[Stored data entries]
........

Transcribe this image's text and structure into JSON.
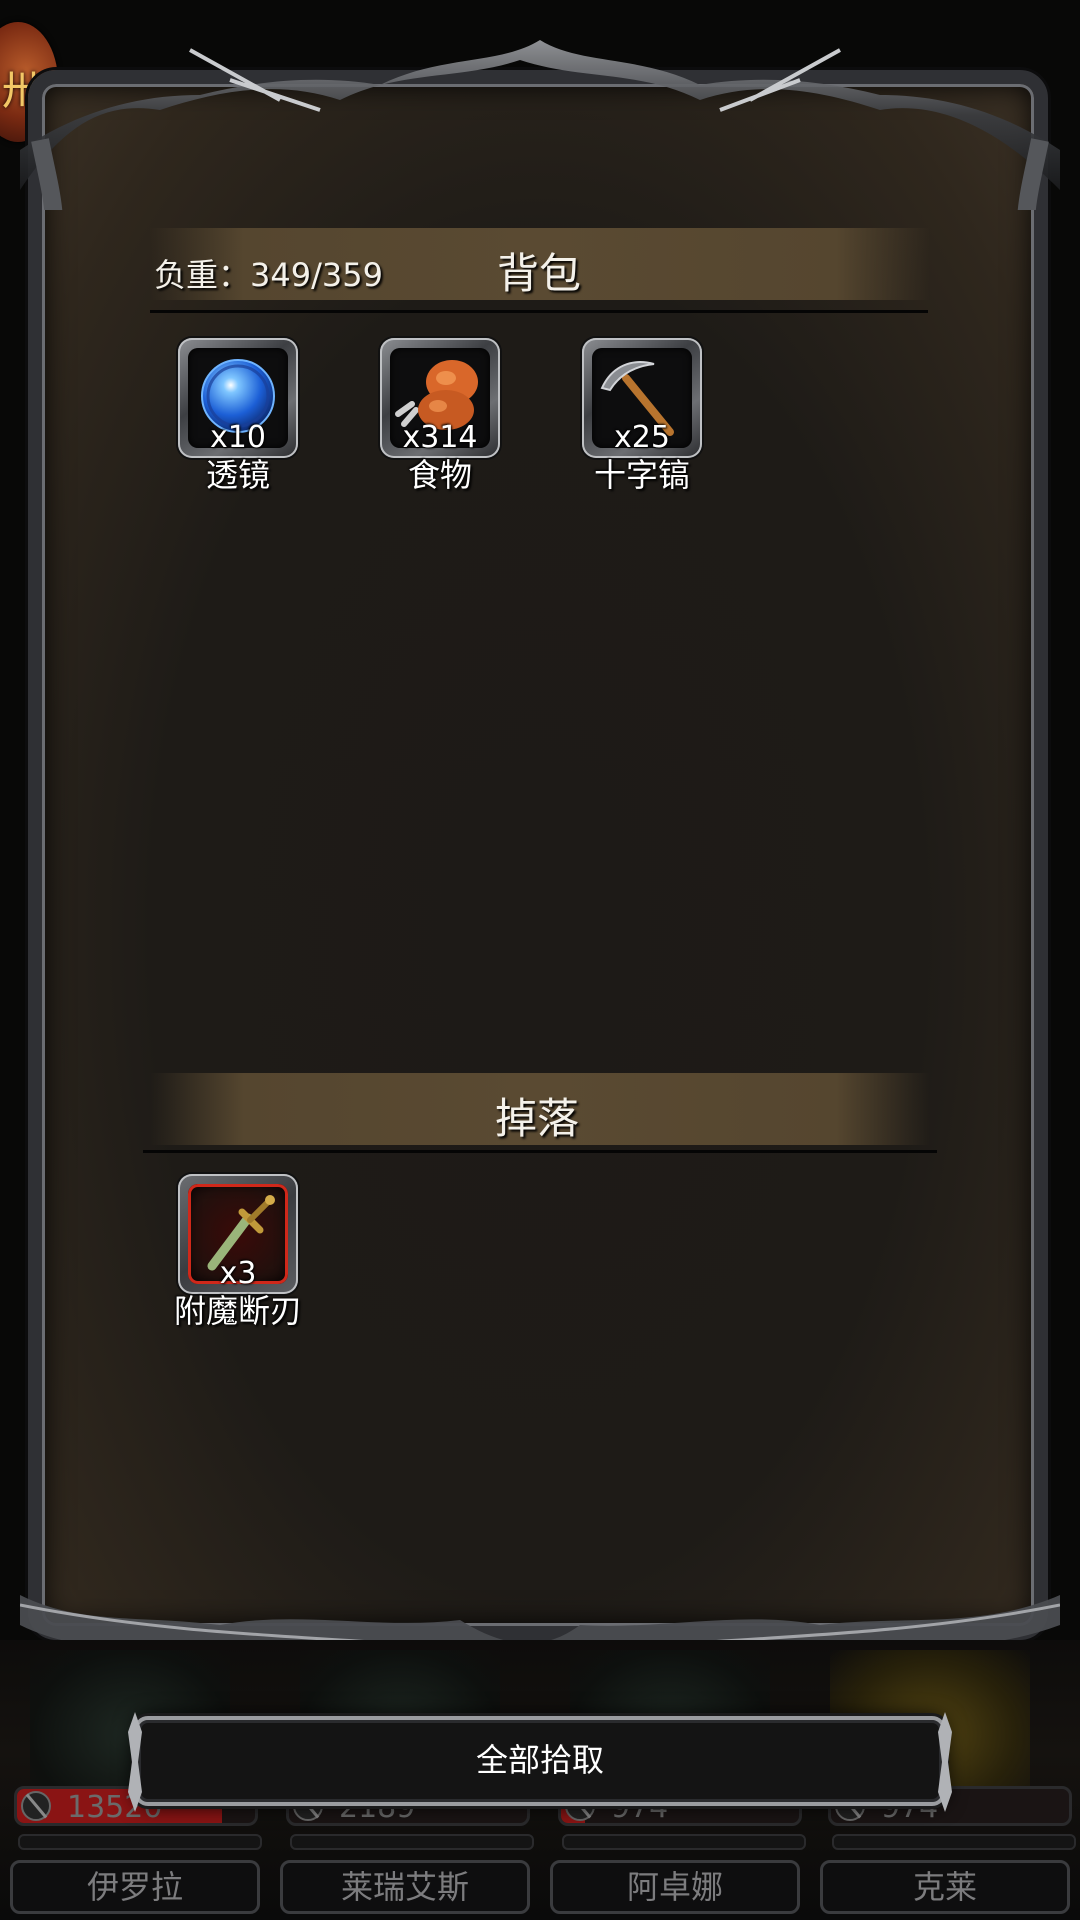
{
  "backpack": {
    "title": "背包",
    "weight_label": "负重：349/359",
    "items": [
      {
        "name": "透镜",
        "qty": "x10",
        "icon": "blue-orb-lens-icon"
      },
      {
        "name": "食物",
        "qty": "x314",
        "icon": "meat-drumstick-icon"
      },
      {
        "name": "十字镐",
        "qty": "x25",
        "icon": "pickaxe-icon"
      }
    ]
  },
  "drops": {
    "title": "掉落",
    "items": [
      {
        "name": "附魔断刃",
        "qty": "x3",
        "icon": "broken-sword-icon"
      }
    ]
  },
  "collect_all_label": "全部拾取",
  "party": [
    {
      "name": "伊罗拉",
      "hp": "13520",
      "hp_fill": 0.86
    },
    {
      "name": "莱瑞艾斯",
      "hp": "2189",
      "hp_fill": 0.0
    },
    {
      "name": "阿卓娜",
      "hp": "974",
      "hp_fill": 0.1
    },
    {
      "name": "克莱",
      "hp": "974",
      "hp_fill": 0.0
    }
  ],
  "colors": {
    "hp_red": "#8a1414",
    "rare_border": "#d0281a",
    "header_band": "#5a4a32"
  }
}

........

Task instructions:
Every entry must be written out exactly, with all pictures left out.

Expected answer:
Transcribe this image's text and structure into JSON.
{
  "backpack": {
    "title": "背包",
    "weight_label": "负重：349/359",
    "items": [
      {
        "name": "透镜",
        "qty": "x10",
        "icon": "blue-orb-lens-icon"
      },
      {
        "name": "食物",
        "qty": "x314",
        "icon": "meat-drumstick-icon"
      },
      {
        "name": "十字镐",
        "qty": "x25",
        "icon": "pickaxe-icon"
      }
    ]
  },
  "drops": {
    "title": "掉落",
    "items": [
      {
        "name": "附魔断刃",
        "qty": "x3",
        "icon": "broken-sword-icon"
      }
    ]
  },
  "collect_all_label": "全部拾取",
  "party": [
    {
      "name": "伊罗拉",
      "hp": "13520",
      "hp_fill": 0.86
    },
    {
      "name": "莱瑞艾斯",
      "hp": "2189",
      "hp_fill": 0.0
    },
    {
      "name": "阿卓娜",
      "hp": "974",
      "hp_fill": 0.1
    },
    {
      "name": "克莱",
      "hp": "974",
      "hp_fill": 0.0
    }
  ],
  "colors": {
    "hp_red": "#8a1414",
    "rare_border": "#d0281a",
    "header_band": "#5a4a32"
  }
}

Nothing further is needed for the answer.